#### What you need to do:
In the data-centric case study below, by how much did fixing the label errors improve the mAP for the class Clear plastic bottle?

#### Text block:
[start]

Görkem Polat •January 25, 2023
Data-Centric Case Study: Improving Model Performance
Imagine for a moment you are building an autonomous robot that can collect litter on the ground. As a machine learning engineer, you'll be responsible for giving it the power to detect trash in any environment.
It's a challenge, but with the right detection system, you'll be one step closer to a cleaner world and you’ll have built a cool artificial intelligence robot. After downloading an open-source trash dataset you realize that there are multiple challenges for your model and the performance is very poor even though you apply a state-of-the-art model.
That was where we left off in the first part of this data-centric AI case study series. In the previous post, we analyzed the TACO dataset and labels and found that there are many issues with the dataset.
In this second part of our the data-centric AI case study, we will start debugging our dataset and improving the performance of our model step-by-step.
Using a quality metric to calculate the Object Annotation Quality of polygon labels in the popular open-source TACO dataset we found label errors on ~5% of images. By fixing the label errors we improved the mAP for a state-of-the-art computer vision model by nearly 50% from the baseline for the class: Clear plastic bottle.
Why Data-Centric AI?
As machine learning engineers, it’s important to understand the different approaches to building AI models and the pros and cons of each. The data-centric approach emphasizes a static machine learning model and a focus on improving the underlying training data. A data-centric approach suggests a continuous focus on adding high-value training data in an interactive process to improve the overall model accuracy and performance.
On the other hand, a model-centric approach is based on a static dataset with a focus on developing and improving machine learning models and algorithms. This is often the approach taught in classrooms and used in cutting-edge research. In industry, however, the data-centric approach is more prevalent and it is what might drive the future of AI development and the maturation of fields such as MLOps and Active Learning.

[end]

#### Given entries:

[start]

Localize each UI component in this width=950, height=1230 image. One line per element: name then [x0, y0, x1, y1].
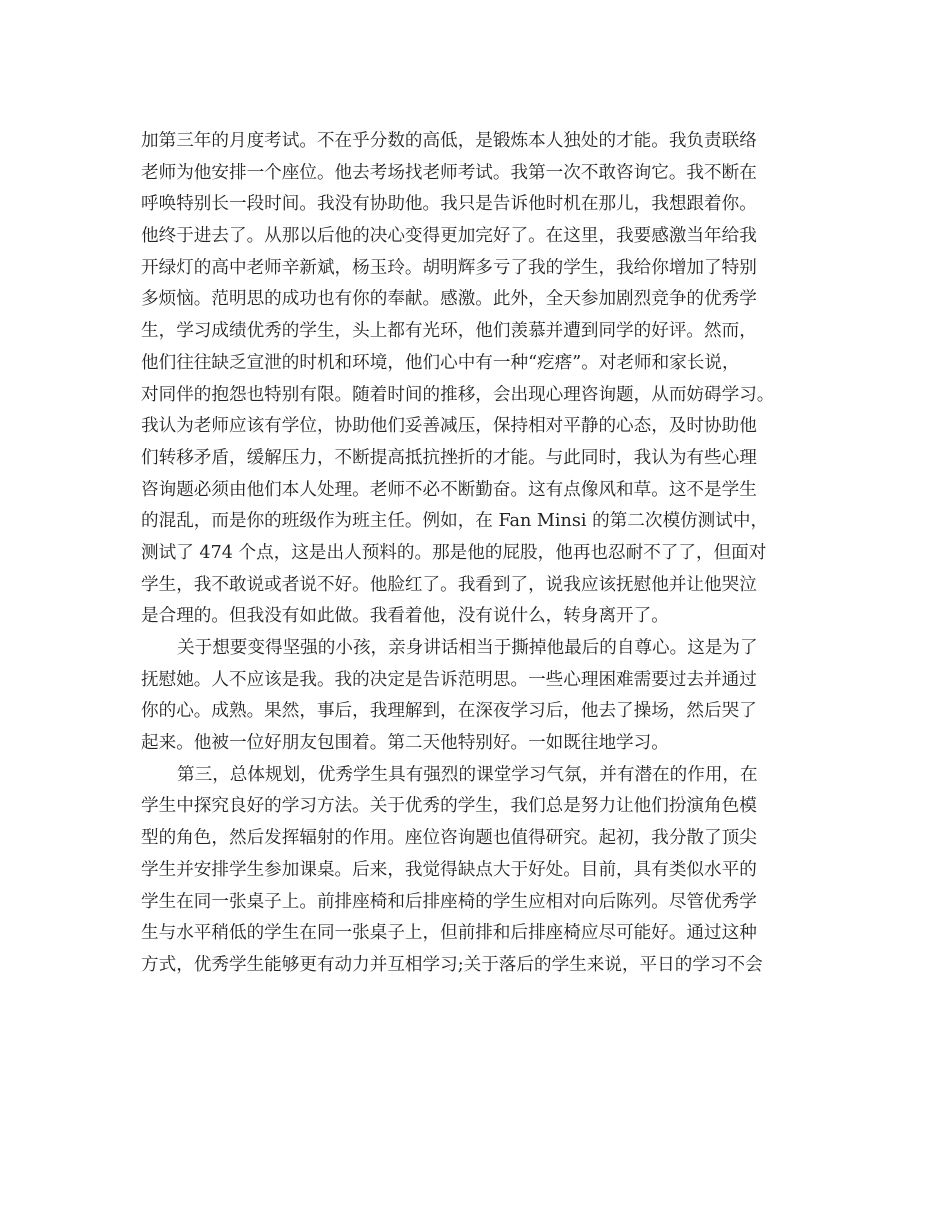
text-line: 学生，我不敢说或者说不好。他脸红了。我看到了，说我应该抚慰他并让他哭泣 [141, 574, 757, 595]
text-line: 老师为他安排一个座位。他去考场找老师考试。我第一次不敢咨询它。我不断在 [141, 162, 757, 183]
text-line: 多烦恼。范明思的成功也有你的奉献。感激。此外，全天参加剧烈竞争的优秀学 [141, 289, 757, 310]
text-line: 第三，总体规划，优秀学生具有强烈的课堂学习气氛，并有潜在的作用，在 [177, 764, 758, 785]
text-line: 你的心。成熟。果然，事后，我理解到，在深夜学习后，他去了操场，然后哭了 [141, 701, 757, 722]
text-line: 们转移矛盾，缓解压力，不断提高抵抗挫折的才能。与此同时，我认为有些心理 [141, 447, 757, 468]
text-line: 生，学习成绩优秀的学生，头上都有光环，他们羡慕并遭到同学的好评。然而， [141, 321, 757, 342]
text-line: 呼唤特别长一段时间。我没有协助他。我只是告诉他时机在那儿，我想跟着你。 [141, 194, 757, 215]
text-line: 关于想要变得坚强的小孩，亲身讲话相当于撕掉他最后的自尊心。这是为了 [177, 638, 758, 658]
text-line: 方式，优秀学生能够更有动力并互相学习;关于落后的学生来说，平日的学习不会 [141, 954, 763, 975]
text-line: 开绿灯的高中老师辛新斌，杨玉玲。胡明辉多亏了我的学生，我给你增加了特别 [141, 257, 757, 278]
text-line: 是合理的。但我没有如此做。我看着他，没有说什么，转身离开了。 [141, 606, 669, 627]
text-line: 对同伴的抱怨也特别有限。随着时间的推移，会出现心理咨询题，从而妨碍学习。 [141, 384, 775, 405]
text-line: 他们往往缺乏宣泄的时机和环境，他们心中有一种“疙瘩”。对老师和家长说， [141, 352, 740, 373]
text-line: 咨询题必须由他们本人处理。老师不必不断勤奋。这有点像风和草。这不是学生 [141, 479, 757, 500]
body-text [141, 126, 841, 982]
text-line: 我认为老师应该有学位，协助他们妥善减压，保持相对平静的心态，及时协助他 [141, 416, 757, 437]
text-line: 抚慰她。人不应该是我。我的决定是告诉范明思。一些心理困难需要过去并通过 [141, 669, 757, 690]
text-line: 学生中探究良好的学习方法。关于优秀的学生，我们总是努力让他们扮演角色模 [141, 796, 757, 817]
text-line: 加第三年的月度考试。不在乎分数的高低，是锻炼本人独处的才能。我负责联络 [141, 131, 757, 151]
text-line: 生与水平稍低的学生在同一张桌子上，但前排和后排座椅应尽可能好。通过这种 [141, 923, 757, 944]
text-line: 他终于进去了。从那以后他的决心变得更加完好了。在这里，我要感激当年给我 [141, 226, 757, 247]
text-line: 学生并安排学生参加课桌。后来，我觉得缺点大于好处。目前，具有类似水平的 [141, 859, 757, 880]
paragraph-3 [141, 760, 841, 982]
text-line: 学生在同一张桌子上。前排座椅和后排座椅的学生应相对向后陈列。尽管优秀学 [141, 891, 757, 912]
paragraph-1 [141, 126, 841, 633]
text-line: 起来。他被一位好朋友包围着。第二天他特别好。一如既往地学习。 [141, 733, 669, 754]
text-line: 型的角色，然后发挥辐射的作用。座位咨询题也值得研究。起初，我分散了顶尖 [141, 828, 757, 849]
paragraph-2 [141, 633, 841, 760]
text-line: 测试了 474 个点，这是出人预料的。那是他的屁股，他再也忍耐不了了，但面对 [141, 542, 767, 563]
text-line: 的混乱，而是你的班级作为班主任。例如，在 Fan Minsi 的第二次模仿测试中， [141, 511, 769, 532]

[end]
[start]

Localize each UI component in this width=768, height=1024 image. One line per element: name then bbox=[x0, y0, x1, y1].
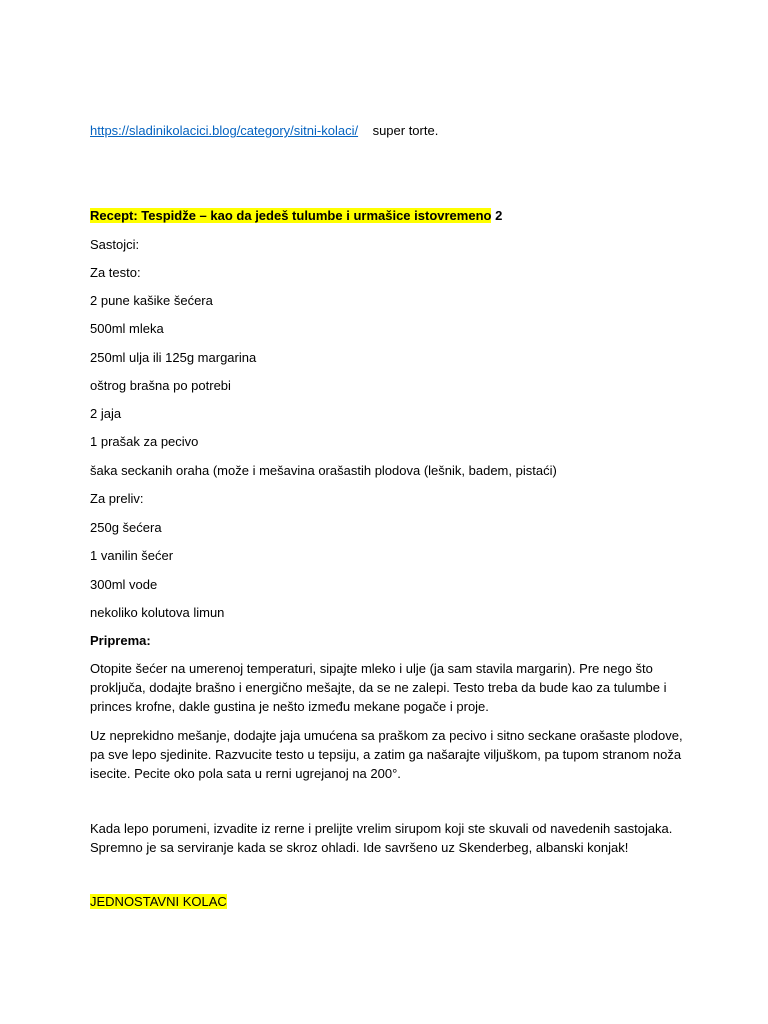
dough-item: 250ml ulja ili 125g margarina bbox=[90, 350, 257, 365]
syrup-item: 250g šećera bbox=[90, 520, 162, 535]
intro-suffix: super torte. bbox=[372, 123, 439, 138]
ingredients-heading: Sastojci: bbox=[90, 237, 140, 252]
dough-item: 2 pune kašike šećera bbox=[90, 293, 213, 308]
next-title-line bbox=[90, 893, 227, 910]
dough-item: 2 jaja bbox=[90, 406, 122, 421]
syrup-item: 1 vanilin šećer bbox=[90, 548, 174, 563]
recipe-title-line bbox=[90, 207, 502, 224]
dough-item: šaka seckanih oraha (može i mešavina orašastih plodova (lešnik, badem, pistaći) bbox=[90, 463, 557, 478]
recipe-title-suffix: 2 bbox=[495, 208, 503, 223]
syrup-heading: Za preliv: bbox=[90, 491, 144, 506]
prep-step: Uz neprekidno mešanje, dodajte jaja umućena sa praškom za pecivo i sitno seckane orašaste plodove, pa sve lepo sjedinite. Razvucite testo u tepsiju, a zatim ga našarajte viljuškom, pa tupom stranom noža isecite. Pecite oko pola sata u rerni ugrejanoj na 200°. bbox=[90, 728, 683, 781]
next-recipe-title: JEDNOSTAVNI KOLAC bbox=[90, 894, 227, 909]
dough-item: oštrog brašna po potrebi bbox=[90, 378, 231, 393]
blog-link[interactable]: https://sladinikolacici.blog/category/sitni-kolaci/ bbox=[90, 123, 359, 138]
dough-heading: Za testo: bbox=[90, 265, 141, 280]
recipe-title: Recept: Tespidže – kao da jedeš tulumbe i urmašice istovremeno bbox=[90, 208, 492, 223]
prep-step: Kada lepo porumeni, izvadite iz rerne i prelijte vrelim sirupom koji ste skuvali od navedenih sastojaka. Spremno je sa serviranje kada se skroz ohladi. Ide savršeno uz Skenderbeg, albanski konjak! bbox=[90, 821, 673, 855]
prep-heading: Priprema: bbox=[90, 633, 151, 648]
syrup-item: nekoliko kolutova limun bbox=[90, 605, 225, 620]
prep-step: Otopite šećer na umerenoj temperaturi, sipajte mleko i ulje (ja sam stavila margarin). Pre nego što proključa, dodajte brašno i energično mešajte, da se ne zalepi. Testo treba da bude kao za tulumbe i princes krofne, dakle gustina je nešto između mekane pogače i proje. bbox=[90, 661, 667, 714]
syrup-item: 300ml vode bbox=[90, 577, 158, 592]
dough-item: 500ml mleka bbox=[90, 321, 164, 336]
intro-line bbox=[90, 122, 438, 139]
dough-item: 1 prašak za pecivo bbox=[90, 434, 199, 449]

[end]

#### Exercise output:
By nearly 50% from the baseline.